### TASK OBJECTIVE
Read the data and repeat all of it exactly.

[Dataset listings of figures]
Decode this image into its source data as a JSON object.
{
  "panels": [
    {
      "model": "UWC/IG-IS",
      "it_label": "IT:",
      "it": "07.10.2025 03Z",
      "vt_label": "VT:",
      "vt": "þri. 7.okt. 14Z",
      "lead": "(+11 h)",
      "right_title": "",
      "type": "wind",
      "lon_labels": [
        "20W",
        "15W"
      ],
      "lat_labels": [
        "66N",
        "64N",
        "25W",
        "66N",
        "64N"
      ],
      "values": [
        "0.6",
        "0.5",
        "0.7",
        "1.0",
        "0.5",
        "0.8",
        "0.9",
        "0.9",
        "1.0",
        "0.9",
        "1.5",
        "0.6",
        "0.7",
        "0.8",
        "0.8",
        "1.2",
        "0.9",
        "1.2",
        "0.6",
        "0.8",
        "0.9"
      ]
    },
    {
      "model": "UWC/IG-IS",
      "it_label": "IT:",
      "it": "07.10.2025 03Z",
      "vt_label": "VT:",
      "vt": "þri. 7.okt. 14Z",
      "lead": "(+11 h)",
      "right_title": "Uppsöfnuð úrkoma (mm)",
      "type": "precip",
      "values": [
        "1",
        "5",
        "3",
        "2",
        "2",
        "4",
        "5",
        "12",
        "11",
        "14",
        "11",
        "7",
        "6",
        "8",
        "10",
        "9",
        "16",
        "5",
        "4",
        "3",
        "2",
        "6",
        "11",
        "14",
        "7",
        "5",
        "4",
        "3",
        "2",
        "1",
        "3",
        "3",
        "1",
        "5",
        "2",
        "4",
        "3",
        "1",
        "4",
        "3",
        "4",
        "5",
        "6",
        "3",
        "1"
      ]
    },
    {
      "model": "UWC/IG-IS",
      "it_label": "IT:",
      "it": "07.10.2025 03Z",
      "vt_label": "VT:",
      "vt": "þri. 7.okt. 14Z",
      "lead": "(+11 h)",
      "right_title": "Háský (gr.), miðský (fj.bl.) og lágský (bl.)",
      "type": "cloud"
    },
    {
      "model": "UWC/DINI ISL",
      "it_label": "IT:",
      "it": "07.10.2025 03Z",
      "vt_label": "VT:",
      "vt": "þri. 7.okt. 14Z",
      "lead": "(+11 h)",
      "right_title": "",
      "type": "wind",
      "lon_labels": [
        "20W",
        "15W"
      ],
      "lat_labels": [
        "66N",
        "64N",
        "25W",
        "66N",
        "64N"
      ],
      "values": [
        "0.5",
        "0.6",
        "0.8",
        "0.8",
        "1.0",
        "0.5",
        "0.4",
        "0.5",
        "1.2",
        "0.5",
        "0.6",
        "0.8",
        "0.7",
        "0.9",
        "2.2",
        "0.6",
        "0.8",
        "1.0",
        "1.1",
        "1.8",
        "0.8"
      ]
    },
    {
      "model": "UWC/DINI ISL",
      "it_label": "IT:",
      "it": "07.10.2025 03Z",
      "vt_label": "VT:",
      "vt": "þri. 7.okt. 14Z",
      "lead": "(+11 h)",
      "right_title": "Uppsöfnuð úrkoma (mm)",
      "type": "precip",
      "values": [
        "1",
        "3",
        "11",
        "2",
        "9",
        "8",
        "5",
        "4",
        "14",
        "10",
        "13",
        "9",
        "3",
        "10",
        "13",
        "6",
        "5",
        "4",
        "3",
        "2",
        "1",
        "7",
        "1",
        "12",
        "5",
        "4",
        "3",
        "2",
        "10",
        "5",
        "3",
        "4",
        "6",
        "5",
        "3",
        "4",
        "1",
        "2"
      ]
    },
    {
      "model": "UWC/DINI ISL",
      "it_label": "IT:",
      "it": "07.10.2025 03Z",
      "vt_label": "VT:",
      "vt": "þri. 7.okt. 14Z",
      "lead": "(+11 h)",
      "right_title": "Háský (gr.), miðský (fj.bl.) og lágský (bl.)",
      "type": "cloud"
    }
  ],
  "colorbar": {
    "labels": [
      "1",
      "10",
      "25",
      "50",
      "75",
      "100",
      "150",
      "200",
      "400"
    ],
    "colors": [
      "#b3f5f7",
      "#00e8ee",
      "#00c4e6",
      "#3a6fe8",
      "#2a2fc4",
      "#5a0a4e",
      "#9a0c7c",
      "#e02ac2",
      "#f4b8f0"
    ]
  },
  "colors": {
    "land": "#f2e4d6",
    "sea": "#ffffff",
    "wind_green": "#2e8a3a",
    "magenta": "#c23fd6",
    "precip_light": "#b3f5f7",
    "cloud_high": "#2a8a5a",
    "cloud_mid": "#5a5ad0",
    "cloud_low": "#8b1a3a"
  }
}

### RESULT FOR THIS EXERCISE
Decode this image into its source data as a JSON object.
{
  "panels": [
    {
      "model": "UWC/IG-IS",
      "it_label": "IT:",
      "it": "07.10.2025 03Z",
      "vt_label": "VT:",
      "vt": "þri. 7.okt. 14Z",
      "lead": "(+11 h)",
      "right_title": "",
      "type": "wind",
      "lon_labels": [
        "20W",
        "15W"
      ],
      "lat_labels": [
        "66N",
        "64N",
        "25W",
        "66N",
        "64N"
      ],
      "values": [
        "0.6",
        "0.5",
        "0.7",
        "1.0",
        "0.5",
        "0.8",
        "0.9",
        "0.9",
        "1.0",
        "0.9",
        "1.5",
        "0.6",
        "0.7",
        "0.8",
        "0.8",
        "1.2",
        "0.9",
        "1.2",
        "0.6",
        "0.8",
        "0.9"
      ]
    },
    {
      "model": "UWC/IG-IS",
      "it_label": "IT:",
      "it": "07.10.2025 03Z",
      "vt_label": "VT:",
      "vt": "þri. 7.okt. 14Z",
      "lead": "(+11 h)",
      "right_title": "Uppsöfnuð úrkoma (mm)",
      "type": "precip",
      "values": [
        "1",
        "5",
        "3",
        "2",
        "2",
        "4",
        "5",
        "12",
        "11",
        "14",
        "11",
        "7",
        "6",
        "8",
        "10",
        "9",
        "16",
        "5",
        "4",
        "3",
        "2",
        "6",
        "11",
        "14",
        "7",
        "5",
        "4",
        "3",
        "2",
        "1",
        "3",
        "3",
        "1",
        "5",
        "2",
        "4",
        "3",
        "1",
        "4",
        "3",
        "4",
        "5",
        "6",
        "3",
        "1"
      ]
    },
    {
      "model": "UWC/IG-IS",
      "it_label": "IT:",
      "it": "07.10.2025 03Z",
      "vt_label": "VT:",
      "vt": "þri. 7.okt. 14Z",
      "lead": "(+11 h)",
      "right_title": "Háský (gr.), miðský (fj.bl.) og lágský (bl.)",
      "type": "cloud"
    },
    {
      "model": "UWC/DINI ISL",
      "it_label": "IT:",
      "it": "07.10.2025 03Z",
      "vt_label": "VT:",
      "vt": "þri. 7.okt. 14Z",
      "lead": "(+11 h)",
      "right_title": "",
      "type": "wind",
      "lon_labels": [
        "20W",
        "15W"
      ],
      "lat_labels": [
        "66N",
        "64N",
        "25W",
        "66N",
        "64N"
      ],
      "values": [
        "0.5",
        "0.6",
        "0.8",
        "0.8",
        "1.0",
        "0.5",
        "0.4",
        "0.5",
        "1.2",
        "0.5",
        "0.6",
        "0.8",
        "0.7",
        "0.9",
        "2.2",
        "0.6",
        "0.8",
        "1.0",
        "1.1",
        "1.8",
        "0.8"
      ]
    },
    {
      "model": "UWC/DINI ISL",
      "it_label": "IT:",
      "it": "07.10.2025 03Z",
      "vt_label": "VT:",
      "vt": "þri. 7.okt. 14Z",
      "lead": "(+11 h)",
      "right_title": "Uppsöfnuð úrkoma (mm)",
      "type": "precip",
      "values": [
        "1",
        "3",
        "11",
        "2",
        "9",
        "8",
        "5",
        "4",
        "14",
        "10",
        "13",
        "9",
        "3",
        "10",
        "13",
        "6",
        "5",
        "4",
        "3",
        "2",
        "1",
        "7",
        "1",
        "12",
        "5",
        "4",
        "3",
        "2",
        "10",
        "5",
        "3",
        "4",
        "6",
        "5",
        "3",
        "4",
        "1",
        "2"
      ]
    },
    {
      "model": "UWC/DINI ISL",
      "it_label": "IT:",
      "it": "07.10.2025 03Z",
      "vt_label": "VT:",
      "vt": "þri. 7.okt. 14Z",
      "lead": "(+11 h)",
      "right_title": "Háský (gr.), miðský (fj.bl.) og lágský (bl.)",
      "type": "cloud"
    }
  ],
  "colorbar": {
    "labels": [
      "1",
      "10",
      "25",
      "50",
      "75",
      "100",
      "150",
      "200",
      "400"
    ],
    "colors": [
      "#b3f5f7",
      "#00e8ee",
      "#00c4e6",
      "#3a6fe8",
      "#2a2fc4",
      "#5a0a4e",
      "#9a0c7c",
      "#e02ac2",
      "#f4b8f0"
    ]
  },
  "colors": {
    "land": "#f2e4d6",
    "sea": "#ffffff",
    "wind_green": "#2e8a3a",
    "magenta": "#c23fd6",
    "precip_light": "#b3f5f7",
    "cloud_high": "#2a8a5a",
    "cloud_mid": "#5a5ad0",
    "cloud_low": "#8b1a3a"
  }
}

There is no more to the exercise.